start EXTRACTED INFORMATION

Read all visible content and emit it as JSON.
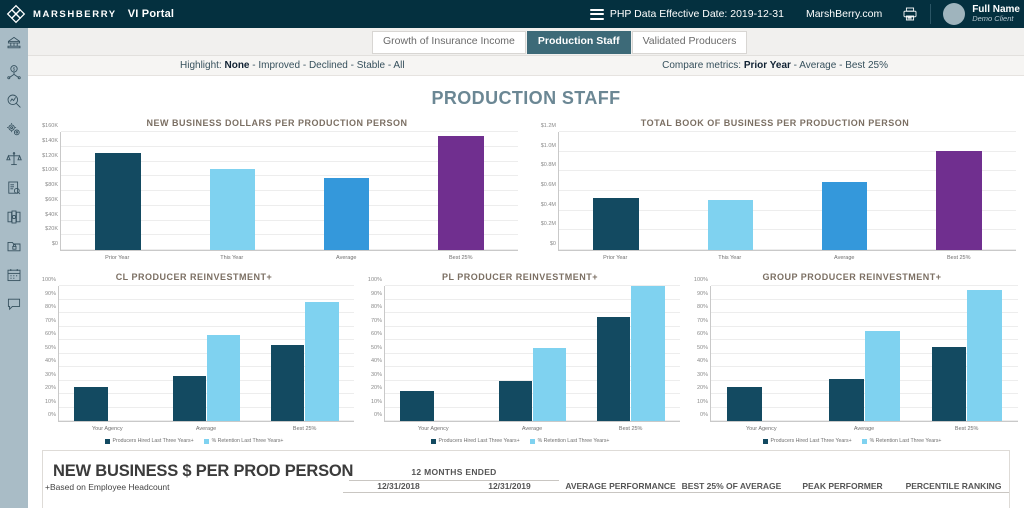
{
  "header": {
    "brand": "MARSHBERRY",
    "portal": "VI Portal",
    "menu_icon": "hamburger-icon",
    "effective_date": "PHP Data Effective Date: 2019-12-31",
    "site_link": "MarshBerry.com",
    "print_icon": "printer-icon",
    "user_name": "Full Name",
    "user_role": "Demo Client"
  },
  "sidebar": {
    "items": [
      {
        "icon": "agency-bank-icon",
        "label": "Agency"
      },
      {
        "icon": "revenue-dollar-icon",
        "label": "Revenue"
      },
      {
        "icon": "magnifier-chart-icon",
        "label": "Analysis"
      },
      {
        "icon": "gears-icon",
        "label": "Operations"
      },
      {
        "icon": "scales-balance-icon",
        "label": "Benchmarks"
      },
      {
        "icon": "document-search-icon",
        "label": "Reports"
      },
      {
        "icon": "presentation-board-icon",
        "label": "Presentation"
      },
      {
        "icon": "folder-lock-icon",
        "label": "Documents"
      },
      {
        "icon": "calendar-icon",
        "label": "Calendar"
      },
      {
        "icon": "chat-bubble-icon",
        "label": "Support"
      }
    ]
  },
  "tabs": [
    {
      "label": "Growth of Insurance Income",
      "active": false
    },
    {
      "label": "Production Staff",
      "active": true
    },
    {
      "label": "Validated Producers",
      "active": false
    }
  ],
  "filters": {
    "highlight_label": "Highlight:",
    "highlight_selected": "None",
    "highlight_rest": " - Improved - Declined - Stable - All",
    "compare_label": "Compare metrics:",
    "compare_selected": "Prior Year",
    "compare_rest": " - Average - Best 25%"
  },
  "page_title": "PRODUCTION STAFF",
  "colors": {
    "header_bg": "#04303f",
    "rail_bg": "#a9bcc6",
    "tab_active": "#3d6a78",
    "title": "#6b8794",
    "dark_teal": "#134a61",
    "light_blue": "#7fd2f0",
    "mid_blue": "#3498db",
    "purple": "#702f8f"
  },
  "chart_data": [
    {
      "id": "new-business-dollars-per-production-person",
      "type": "bar",
      "title": "NEW BUSINESS DOLLARS PER PRODUCTION PERSON",
      "xlabel": "",
      "ylabel": "",
      "categories": [
        "Prior Year",
        "This Year",
        "Average",
        "Best 25%"
      ],
      "values": [
        131000,
        110000,
        97000,
        154000
      ],
      "bar_colors": [
        "#134a61",
        "#7fd2f0",
        "#3498db",
        "#702f8f"
      ],
      "ylim": [
        0,
        160000
      ],
      "yticks": [
        0,
        20000,
        40000,
        60000,
        80000,
        100000,
        120000,
        140000,
        160000
      ],
      "ytick_labels": [
        "$0",
        "$20K",
        "$40K",
        "$60K",
        "$80K",
        "$100K",
        "$120K",
        "$140K",
        "$160K"
      ],
      "grid": true,
      "legend": null
    },
    {
      "id": "total-book-of-business-per-production-person",
      "type": "bar",
      "title": "TOTAL BOOK OF BUSINESS PER PRODUCTION PERSON",
      "xlabel": "",
      "ylabel": "",
      "categories": [
        "Prior Year",
        "This Year",
        "Average",
        "Best 25%"
      ],
      "values": [
        0.53,
        0.51,
        0.69,
        1.01
      ],
      "bar_colors": [
        "#134a61",
        "#7fd2f0",
        "#3498db",
        "#702f8f"
      ],
      "ylim": [
        0,
        1.2
      ],
      "yticks": [
        0,
        0.2,
        0.4,
        0.6,
        0.8,
        1.0,
        1.2
      ],
      "ytick_labels": [
        "$0",
        "$0.2M",
        "$0.4M",
        "$0.6M",
        "$0.8M",
        "$1.0M",
        "$1.2M"
      ],
      "grid": true,
      "legend": null
    },
    {
      "id": "cl-producer-reinvestment",
      "type": "bar",
      "title": "CL PRODUCER REINVESTMENT+",
      "xlabel": "",
      "ylabel": "",
      "categories": [
        "Your Agency",
        "Average",
        "Best 25%"
      ],
      "series": [
        {
          "name": "Producers Hired Last Three Years+",
          "color": "#134a61",
          "values": [
            25,
            33,
            56
          ]
        },
        {
          "name": "% Retention Last Three Years+",
          "color": "#7fd2f0",
          "values": [
            null,
            64,
            88
          ]
        }
      ],
      "ylim": [
        0,
        100
      ],
      "yticks": [
        0,
        10,
        20,
        30,
        40,
        50,
        60,
        70,
        80,
        90,
        100
      ],
      "ytick_labels": [
        "0%",
        "10%",
        "20%",
        "30%",
        "40%",
        "50%",
        "60%",
        "70%",
        "80%",
        "90%",
        "100%"
      ],
      "grid": true,
      "legend": "bottom"
    },
    {
      "id": "pl-producer-reinvestment",
      "type": "bar",
      "title": "PL PRODUCER REINVESTMENT+",
      "xlabel": "",
      "ylabel": "",
      "categories": [
        "Your Agency",
        "Average",
        "Best 25%"
      ],
      "series": [
        {
          "name": "Producers Hired Last Three Years+",
          "color": "#134a61",
          "values": [
            22,
            30,
            77
          ]
        },
        {
          "name": "% Retention Last Three Years+",
          "color": "#7fd2f0",
          "values": [
            null,
            54,
            100
          ]
        }
      ],
      "ylim": [
        0,
        100
      ],
      "yticks": [
        0,
        10,
        20,
        30,
        40,
        50,
        60,
        70,
        80,
        90,
        100
      ],
      "ytick_labels": [
        "0%",
        "10%",
        "20%",
        "30%",
        "40%",
        "50%",
        "60%",
        "70%",
        "80%",
        "90%",
        "100%"
      ],
      "grid": true,
      "legend": "bottom"
    },
    {
      "id": "group-producer-reinvestment",
      "type": "bar",
      "title": "GROUP PRODUCER REINVESTMENT+",
      "xlabel": "",
      "ylabel": "",
      "categories": [
        "Your Agency",
        "Average",
        "Best 25%"
      ],
      "series": [
        {
          "name": "Producers Hired Last Three Years+",
          "color": "#134a61",
          "values": [
            25,
            31,
            55
          ]
        },
        {
          "name": "% Retention Last Three Years+",
          "color": "#7fd2f0",
          "values": [
            null,
            67,
            97
          ]
        }
      ],
      "ylim": [
        0,
        100
      ],
      "yticks": [
        0,
        10,
        20,
        30,
        40,
        50,
        60,
        70,
        80,
        90,
        100
      ],
      "ytick_labels": [
        "0%",
        "10%",
        "20%",
        "30%",
        "40%",
        "50%",
        "60%",
        "70%",
        "80%",
        "90%",
        "100%"
      ],
      "grid": true,
      "legend": "bottom"
    }
  ],
  "table": {
    "section_title": "NEW BUSINESS $ PER PROD PERSON",
    "section_note": "+Based on Employee Headcount",
    "span_header": "12 MONTHS ENDED",
    "columns": [
      "12/31/2018",
      "12/31/2019",
      "AVERAGE PERFORMANCE",
      "BEST 25% OF AVERAGE",
      "PEAK PERFORMER",
      "PERCENTILE RANKING"
    ]
  }
}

end EXTRACTED INFORMATION

= WHAT THIS TASK INVOLVES =
Every line above should be returned exactly; the pictures stay out.

= FULL SOLUTION =
Read all visible content and emit it as JSON.
{
  "header": {
    "brand": "MARSHBERRY",
    "portal": "VI Portal",
    "menu_icon": "hamburger-icon",
    "effective_date": "PHP Data Effective Date: 2019-12-31",
    "site_link": "MarshBerry.com",
    "print_icon": "printer-icon",
    "user_name": "Full Name",
    "user_role": "Demo Client"
  },
  "sidebar": {
    "items": [
      {
        "icon": "agency-bank-icon",
        "label": "Agency"
      },
      {
        "icon": "revenue-dollar-icon",
        "label": "Revenue"
      },
      {
        "icon": "magnifier-chart-icon",
        "label": "Analysis"
      },
      {
        "icon": "gears-icon",
        "label": "Operations"
      },
      {
        "icon": "scales-balance-icon",
        "label": "Benchmarks"
      },
      {
        "icon": "document-search-icon",
        "label": "Reports"
      },
      {
        "icon": "presentation-board-icon",
        "label": "Presentation"
      },
      {
        "icon": "folder-lock-icon",
        "label": "Documents"
      },
      {
        "icon": "calendar-icon",
        "label": "Calendar"
      },
      {
        "icon": "chat-bubble-icon",
        "label": "Support"
      }
    ]
  },
  "tabs": [
    {
      "label": "Growth of Insurance Income",
      "active": false
    },
    {
      "label": "Production Staff",
      "active": true
    },
    {
      "label": "Validated Producers",
      "active": false
    }
  ],
  "filters": {
    "highlight_label": "Highlight:",
    "highlight_selected": "None",
    "highlight_rest": " - Improved - Declined - Stable - All",
    "compare_label": "Compare metrics:",
    "compare_selected": "Prior Year",
    "compare_rest": " - Average - Best 25%"
  },
  "page_title": "PRODUCTION STAFF",
  "colors": {
    "header_bg": "#04303f",
    "rail_bg": "#a9bcc6",
    "tab_active": "#3d6a78",
    "title": "#6b8794",
    "dark_teal": "#134a61",
    "light_blue": "#7fd2f0",
    "mid_blue": "#3498db",
    "purple": "#702f8f"
  },
  "chart_data": [
    {
      "id": "new-business-dollars-per-production-person",
      "type": "bar",
      "title": "NEW BUSINESS DOLLARS PER PRODUCTION PERSON",
      "xlabel": "",
      "ylabel": "",
      "categories": [
        "Prior Year",
        "This Year",
        "Average",
        "Best 25%"
      ],
      "values": [
        131000,
        110000,
        97000,
        154000
      ],
      "bar_colors": [
        "#134a61",
        "#7fd2f0",
        "#3498db",
        "#702f8f"
      ],
      "ylim": [
        0,
        160000
      ],
      "yticks": [
        0,
        20000,
        40000,
        60000,
        80000,
        100000,
        120000,
        140000,
        160000
      ],
      "ytick_labels": [
        "$0",
        "$20K",
        "$40K",
        "$60K",
        "$80K",
        "$100K",
        "$120K",
        "$140K",
        "$160K"
      ],
      "grid": true,
      "legend": null
    },
    {
      "id": "total-book-of-business-per-production-person",
      "type": "bar",
      "title": "TOTAL BOOK OF BUSINESS PER PRODUCTION PERSON",
      "xlabel": "",
      "ylabel": "",
      "categories": [
        "Prior Year",
        "This Year",
        "Average",
        "Best 25%"
      ],
      "values": [
        0.53,
        0.51,
        0.69,
        1.01
      ],
      "bar_colors": [
        "#134a61",
        "#7fd2f0",
        "#3498db",
        "#702f8f"
      ],
      "ylim": [
        0,
        1.2
      ],
      "yticks": [
        0,
        0.2,
        0.4,
        0.6,
        0.8,
        1.0,
        1.2
      ],
      "ytick_labels": [
        "$0",
        "$0.2M",
        "$0.4M",
        "$0.6M",
        "$0.8M",
        "$1.0M",
        "$1.2M"
      ],
      "grid": true,
      "legend": null
    },
    {
      "id": "cl-producer-reinvestment",
      "type": "bar",
      "title": "CL PRODUCER REINVESTMENT+",
      "xlabel": "",
      "ylabel": "",
      "categories": [
        "Your Agency",
        "Average",
        "Best 25%"
      ],
      "series": [
        {
          "name": "Producers Hired Last Three Years+",
          "color": "#134a61",
          "values": [
            25,
            33,
            56
          ]
        },
        {
          "name": "% Retention Last Three Years+",
          "color": "#7fd2f0",
          "values": [
            null,
            64,
            88
          ]
        }
      ],
      "ylim": [
        0,
        100
      ],
      "yticks": [
        0,
        10,
        20,
        30,
        40,
        50,
        60,
        70,
        80,
        90,
        100
      ],
      "ytick_labels": [
        "0%",
        "10%",
        "20%",
        "30%",
        "40%",
        "50%",
        "60%",
        "70%",
        "80%",
        "90%",
        "100%"
      ],
      "grid": true,
      "legend": "bottom"
    },
    {
      "id": "pl-producer-reinvestment",
      "type": "bar",
      "title": "PL PRODUCER REINVESTMENT+",
      "xlabel": "",
      "ylabel": "",
      "categories": [
        "Your Agency",
        "Average",
        "Best 25%"
      ],
      "series": [
        {
          "name": "Producers Hired Last Three Years+",
          "color": "#134a61",
          "values": [
            22,
            30,
            77
          ]
        },
        {
          "name": "% Retention Last Three Years+",
          "color": "#7fd2f0",
          "values": [
            null,
            54,
            100
          ]
        }
      ],
      "ylim": [
        0,
        100
      ],
      "yticks": [
        0,
        10,
        20,
        30,
        40,
        50,
        60,
        70,
        80,
        90,
        100
      ],
      "ytick_labels": [
        "0%",
        "10%",
        "20%",
        "30%",
        "40%",
        "50%",
        "60%",
        "70%",
        "80%",
        "90%",
        "100%"
      ],
      "grid": true,
      "legend": "bottom"
    },
    {
      "id": "group-producer-reinvestment",
      "type": "bar",
      "title": "GROUP PRODUCER REINVESTMENT+",
      "xlabel": "",
      "ylabel": "",
      "categories": [
        "Your Agency",
        "Average",
        "Best 25%"
      ],
      "series": [
        {
          "name": "Producers Hired Last Three Years+",
          "color": "#134a61",
          "values": [
            25,
            31,
            55
          ]
        },
        {
          "name": "% Retention Last Three Years+",
          "color": "#7fd2f0",
          "values": [
            null,
            67,
            97
          ]
        }
      ],
      "ylim": [
        0,
        100
      ],
      "yticks": [
        0,
        10,
        20,
        30,
        40,
        50,
        60,
        70,
        80,
        90,
        100
      ],
      "ytick_labels": [
        "0%",
        "10%",
        "20%",
        "30%",
        "40%",
        "50%",
        "60%",
        "70%",
        "80%",
        "90%",
        "100%"
      ],
      "grid": true,
      "legend": "bottom"
    }
  ],
  "table": {
    "section_title": "NEW BUSINESS $ PER PROD PERSON",
    "section_note": "+Based on Employee Headcount",
    "span_header": "12 MONTHS ENDED",
    "columns": [
      "12/31/2018",
      "12/31/2019",
      "AVERAGE PERFORMANCE",
      "BEST 25% OF AVERAGE",
      "PEAK PERFORMER",
      "PERCENTILE RANKING"
    ]
  }
}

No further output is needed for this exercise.